## START
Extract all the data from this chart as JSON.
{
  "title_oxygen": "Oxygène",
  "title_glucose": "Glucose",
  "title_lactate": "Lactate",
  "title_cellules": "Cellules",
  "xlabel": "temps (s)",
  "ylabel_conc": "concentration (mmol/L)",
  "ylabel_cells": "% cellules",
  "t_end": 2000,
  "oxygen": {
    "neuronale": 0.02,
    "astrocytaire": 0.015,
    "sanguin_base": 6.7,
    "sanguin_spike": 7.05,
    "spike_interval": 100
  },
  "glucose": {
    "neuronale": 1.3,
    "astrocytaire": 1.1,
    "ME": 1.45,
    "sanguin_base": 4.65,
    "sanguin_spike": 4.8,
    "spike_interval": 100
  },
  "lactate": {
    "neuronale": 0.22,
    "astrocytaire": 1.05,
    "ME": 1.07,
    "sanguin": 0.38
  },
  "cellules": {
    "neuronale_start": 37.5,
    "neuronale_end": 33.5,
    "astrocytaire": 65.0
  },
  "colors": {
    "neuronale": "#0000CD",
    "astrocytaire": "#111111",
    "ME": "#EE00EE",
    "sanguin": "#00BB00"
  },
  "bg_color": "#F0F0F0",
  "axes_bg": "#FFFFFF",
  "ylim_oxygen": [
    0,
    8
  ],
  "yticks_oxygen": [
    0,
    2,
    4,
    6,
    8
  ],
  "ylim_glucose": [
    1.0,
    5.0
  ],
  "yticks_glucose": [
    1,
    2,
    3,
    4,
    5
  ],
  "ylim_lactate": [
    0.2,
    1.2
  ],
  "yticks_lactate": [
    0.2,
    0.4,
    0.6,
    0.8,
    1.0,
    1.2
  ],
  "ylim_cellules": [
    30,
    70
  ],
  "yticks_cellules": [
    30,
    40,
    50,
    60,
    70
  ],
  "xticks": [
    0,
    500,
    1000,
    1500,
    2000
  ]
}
## END
What to do = Go through the entries and repeat each one exactly.

Full output =
Extract all the data from this chart as JSON.
{
  "title_oxygen": "Oxygène",
  "title_glucose": "Glucose",
  "title_lactate": "Lactate",
  "title_cellules": "Cellules",
  "xlabel": "temps (s)",
  "ylabel_conc": "concentration (mmol/L)",
  "ylabel_cells": "% cellules",
  "t_end": 2000,
  "oxygen": {
    "neuronale": 0.02,
    "astrocytaire": 0.015,
    "sanguin_base": 6.7,
    "sanguin_spike": 7.05,
    "spike_interval": 100
  },
  "glucose": {
    "neuronale": 1.3,
    "astrocytaire": 1.1,
    "ME": 1.45,
    "sanguin_base": 4.65,
    "sanguin_spike": 4.8,
    "spike_interval": 100
  },
  "lactate": {
    "neuronale": 0.22,
    "astrocytaire": 1.05,
    "ME": 1.07,
    "sanguin": 0.38
  },
  "cellules": {
    "neuronale_start": 37.5,
    "neuronale_end": 33.5,
    "astrocytaire": 65.0
  },
  "colors": {
    "neuronale": "#0000CD",
    "astrocytaire": "#111111",
    "ME": "#EE00EE",
    "sanguin": "#00BB00"
  },
  "bg_color": "#F0F0F0",
  "axes_bg": "#FFFFFF",
  "ylim_oxygen": [
    0,
    8
  ],
  "yticks_oxygen": [
    0,
    2,
    4,
    6,
    8
  ],
  "ylim_glucose": [
    1.0,
    5.0
  ],
  "yticks_glucose": [
    1,
    2,
    3,
    4,
    5
  ],
  "ylim_lactate": [
    0.2,
    1.2
  ],
  "yticks_lactate": [
    0.2,
    0.4,
    0.6,
    0.8,
    1.0,
    1.2
  ],
  "ylim_cellules": [
    30,
    70
  ],
  "yticks_cellules": [
    30,
    40,
    50,
    60,
    70
  ],
  "xticks": [
    0,
    500,
    1000,
    1500,
    2000
  ]
}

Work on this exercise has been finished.